[Data records]
=======

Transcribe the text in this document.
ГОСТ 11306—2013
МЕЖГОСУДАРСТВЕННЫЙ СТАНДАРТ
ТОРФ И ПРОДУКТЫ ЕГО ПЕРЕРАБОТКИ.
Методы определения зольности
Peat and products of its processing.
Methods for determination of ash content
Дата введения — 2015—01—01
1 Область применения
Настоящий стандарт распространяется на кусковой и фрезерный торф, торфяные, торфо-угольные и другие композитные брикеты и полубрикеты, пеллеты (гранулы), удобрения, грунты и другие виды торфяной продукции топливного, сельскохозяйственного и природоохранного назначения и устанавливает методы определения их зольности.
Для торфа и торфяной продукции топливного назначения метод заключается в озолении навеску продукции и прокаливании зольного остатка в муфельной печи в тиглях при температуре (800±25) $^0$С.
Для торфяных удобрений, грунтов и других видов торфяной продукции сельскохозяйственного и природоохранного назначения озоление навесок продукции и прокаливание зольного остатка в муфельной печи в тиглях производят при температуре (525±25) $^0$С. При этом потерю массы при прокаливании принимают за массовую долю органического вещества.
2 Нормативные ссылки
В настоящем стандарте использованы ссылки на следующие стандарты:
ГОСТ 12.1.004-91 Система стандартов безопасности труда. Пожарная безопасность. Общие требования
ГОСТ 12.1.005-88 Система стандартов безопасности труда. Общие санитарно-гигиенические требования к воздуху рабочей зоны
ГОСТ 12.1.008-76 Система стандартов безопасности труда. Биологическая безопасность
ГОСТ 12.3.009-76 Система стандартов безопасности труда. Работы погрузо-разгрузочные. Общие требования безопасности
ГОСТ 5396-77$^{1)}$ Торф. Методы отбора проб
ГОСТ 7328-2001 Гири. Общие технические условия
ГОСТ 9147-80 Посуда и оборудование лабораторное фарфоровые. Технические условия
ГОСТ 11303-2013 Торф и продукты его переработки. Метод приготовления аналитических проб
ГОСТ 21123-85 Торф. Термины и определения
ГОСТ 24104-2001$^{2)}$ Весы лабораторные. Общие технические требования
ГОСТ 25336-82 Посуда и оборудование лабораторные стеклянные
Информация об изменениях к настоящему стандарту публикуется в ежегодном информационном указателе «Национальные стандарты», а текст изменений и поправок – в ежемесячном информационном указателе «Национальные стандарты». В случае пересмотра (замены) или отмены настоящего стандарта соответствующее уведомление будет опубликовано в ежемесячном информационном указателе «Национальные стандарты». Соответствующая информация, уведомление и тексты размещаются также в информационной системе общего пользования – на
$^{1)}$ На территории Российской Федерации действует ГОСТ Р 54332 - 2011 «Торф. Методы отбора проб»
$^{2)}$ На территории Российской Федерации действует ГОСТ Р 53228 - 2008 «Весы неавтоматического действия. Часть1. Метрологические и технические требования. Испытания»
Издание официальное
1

=======

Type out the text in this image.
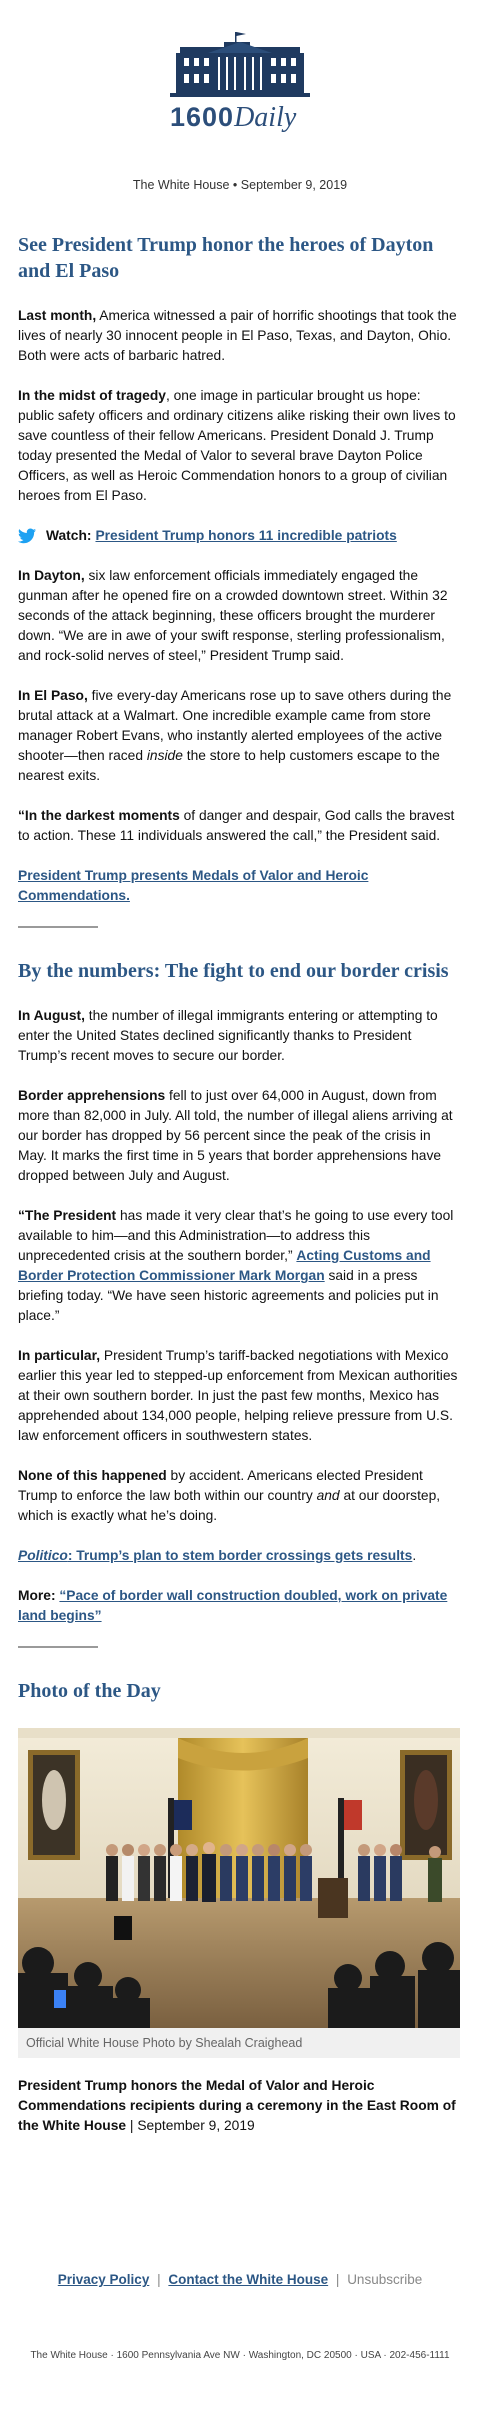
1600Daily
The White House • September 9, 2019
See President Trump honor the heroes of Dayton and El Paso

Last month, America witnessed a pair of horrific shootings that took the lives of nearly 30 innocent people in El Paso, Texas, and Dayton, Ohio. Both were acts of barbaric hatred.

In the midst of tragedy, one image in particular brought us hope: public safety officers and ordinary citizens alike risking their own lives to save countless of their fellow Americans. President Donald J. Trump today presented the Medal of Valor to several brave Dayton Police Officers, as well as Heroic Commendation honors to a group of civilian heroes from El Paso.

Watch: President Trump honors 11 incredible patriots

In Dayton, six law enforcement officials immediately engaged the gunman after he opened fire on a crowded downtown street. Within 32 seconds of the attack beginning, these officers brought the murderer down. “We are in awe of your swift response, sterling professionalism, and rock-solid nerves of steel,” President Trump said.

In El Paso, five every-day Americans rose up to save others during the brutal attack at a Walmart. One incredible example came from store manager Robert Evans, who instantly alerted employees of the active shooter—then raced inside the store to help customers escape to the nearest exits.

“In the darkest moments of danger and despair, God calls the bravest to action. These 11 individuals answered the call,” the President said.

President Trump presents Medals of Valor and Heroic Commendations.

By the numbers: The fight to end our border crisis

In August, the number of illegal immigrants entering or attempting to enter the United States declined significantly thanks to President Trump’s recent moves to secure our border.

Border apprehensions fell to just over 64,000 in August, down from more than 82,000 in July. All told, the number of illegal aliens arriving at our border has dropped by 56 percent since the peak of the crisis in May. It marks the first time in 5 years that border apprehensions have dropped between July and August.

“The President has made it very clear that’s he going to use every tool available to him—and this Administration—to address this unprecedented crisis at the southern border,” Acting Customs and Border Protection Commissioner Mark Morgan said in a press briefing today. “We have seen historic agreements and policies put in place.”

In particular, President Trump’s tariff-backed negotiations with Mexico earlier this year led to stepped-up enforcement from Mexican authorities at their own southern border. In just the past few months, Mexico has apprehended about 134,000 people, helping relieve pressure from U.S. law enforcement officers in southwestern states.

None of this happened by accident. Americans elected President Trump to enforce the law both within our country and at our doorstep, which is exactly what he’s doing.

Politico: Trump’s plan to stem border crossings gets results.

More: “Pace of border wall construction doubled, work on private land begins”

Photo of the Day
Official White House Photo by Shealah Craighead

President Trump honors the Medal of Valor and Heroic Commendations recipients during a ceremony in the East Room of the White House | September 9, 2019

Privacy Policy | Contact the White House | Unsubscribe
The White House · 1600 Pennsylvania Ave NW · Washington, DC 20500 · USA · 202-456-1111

=======

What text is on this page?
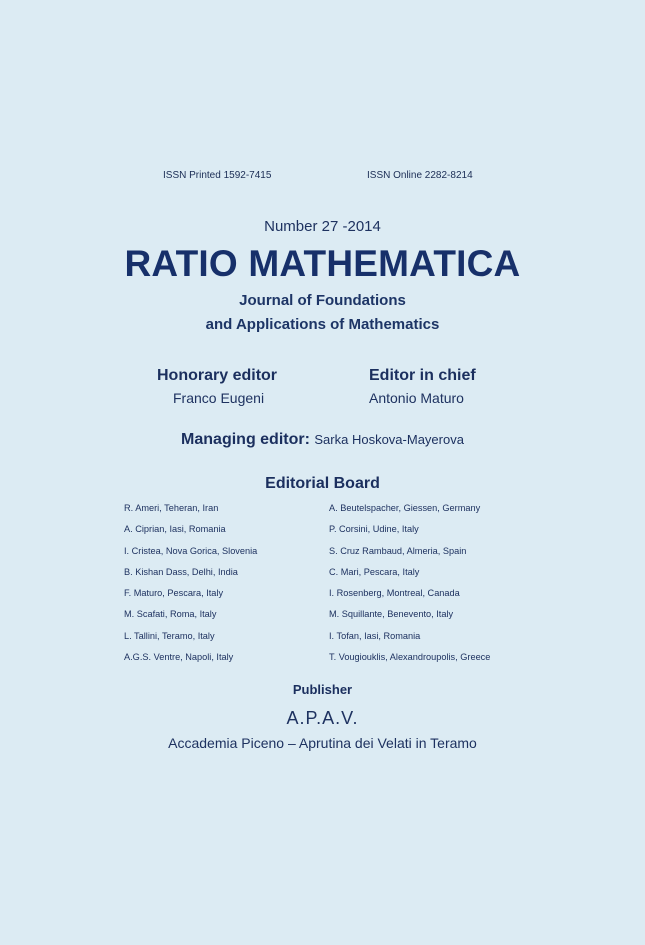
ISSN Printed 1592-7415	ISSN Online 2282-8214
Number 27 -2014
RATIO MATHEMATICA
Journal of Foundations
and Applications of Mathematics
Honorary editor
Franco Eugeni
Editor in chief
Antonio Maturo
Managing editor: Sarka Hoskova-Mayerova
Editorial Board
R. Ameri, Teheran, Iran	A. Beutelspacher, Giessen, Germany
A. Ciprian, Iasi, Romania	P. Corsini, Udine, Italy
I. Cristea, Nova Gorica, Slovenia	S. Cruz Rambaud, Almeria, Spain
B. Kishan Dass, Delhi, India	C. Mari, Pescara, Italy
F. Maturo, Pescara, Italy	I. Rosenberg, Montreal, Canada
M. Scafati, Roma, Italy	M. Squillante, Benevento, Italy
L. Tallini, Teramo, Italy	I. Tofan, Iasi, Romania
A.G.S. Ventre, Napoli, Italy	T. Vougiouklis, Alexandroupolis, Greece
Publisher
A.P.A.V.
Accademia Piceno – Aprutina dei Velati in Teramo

=======

▸ **TASK GOAL**: Look through the material and say how many lines hold "officers". Give the number only.

▸ **EXERCISE RESULT**: 3